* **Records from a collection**

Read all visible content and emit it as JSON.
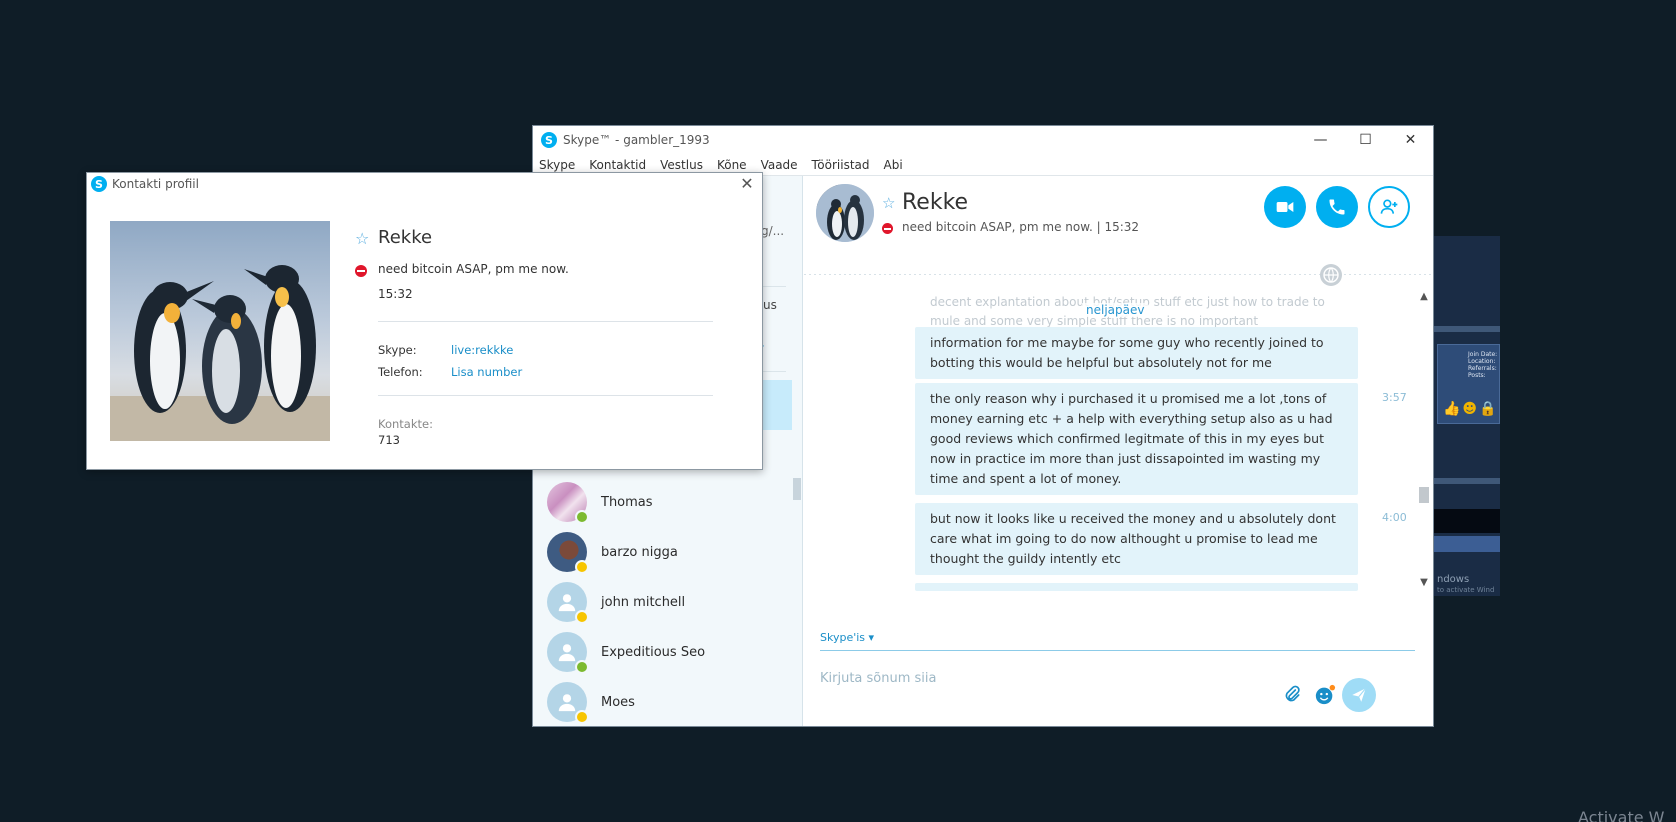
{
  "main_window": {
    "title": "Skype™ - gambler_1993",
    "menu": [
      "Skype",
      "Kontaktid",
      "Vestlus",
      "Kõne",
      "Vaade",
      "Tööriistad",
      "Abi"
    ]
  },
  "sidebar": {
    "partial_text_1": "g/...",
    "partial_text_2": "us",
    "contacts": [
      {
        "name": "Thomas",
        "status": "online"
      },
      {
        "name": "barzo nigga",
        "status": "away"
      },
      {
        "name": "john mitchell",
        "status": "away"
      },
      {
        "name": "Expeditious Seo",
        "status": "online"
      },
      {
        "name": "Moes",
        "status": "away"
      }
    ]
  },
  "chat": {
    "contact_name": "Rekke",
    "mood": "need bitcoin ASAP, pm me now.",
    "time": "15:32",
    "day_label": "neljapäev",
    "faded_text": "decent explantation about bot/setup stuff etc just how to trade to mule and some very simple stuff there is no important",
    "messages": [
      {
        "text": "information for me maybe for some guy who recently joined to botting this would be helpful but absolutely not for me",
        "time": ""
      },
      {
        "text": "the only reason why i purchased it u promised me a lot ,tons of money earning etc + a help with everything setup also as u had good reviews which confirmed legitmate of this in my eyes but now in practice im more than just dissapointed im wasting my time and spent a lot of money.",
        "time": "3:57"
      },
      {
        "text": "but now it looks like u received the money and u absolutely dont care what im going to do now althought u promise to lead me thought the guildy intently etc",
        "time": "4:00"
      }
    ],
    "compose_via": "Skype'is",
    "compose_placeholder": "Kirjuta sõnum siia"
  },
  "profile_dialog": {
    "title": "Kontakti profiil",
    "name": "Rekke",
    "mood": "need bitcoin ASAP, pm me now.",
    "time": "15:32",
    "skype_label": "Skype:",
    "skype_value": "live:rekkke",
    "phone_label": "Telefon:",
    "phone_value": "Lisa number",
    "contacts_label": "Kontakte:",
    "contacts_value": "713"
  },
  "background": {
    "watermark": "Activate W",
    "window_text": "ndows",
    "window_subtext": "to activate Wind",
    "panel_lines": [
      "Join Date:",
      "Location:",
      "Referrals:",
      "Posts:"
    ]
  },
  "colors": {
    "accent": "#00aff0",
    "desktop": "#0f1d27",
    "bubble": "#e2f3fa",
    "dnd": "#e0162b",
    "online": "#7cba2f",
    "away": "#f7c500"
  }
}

* **PROBLEM DESCRIPTION**
Show all lines in the entries above where the string "absolutely" appears.

* **RESPONSE TO THIS TASK**
        "text": "information for me maybe for some guy who recently joined to botting this would be helpful but absolutely not for me",
        "text": "but now it looks like u received the money and u absolutely dont care what im going to do now althought u promise to lead me thought the guildy intently etc",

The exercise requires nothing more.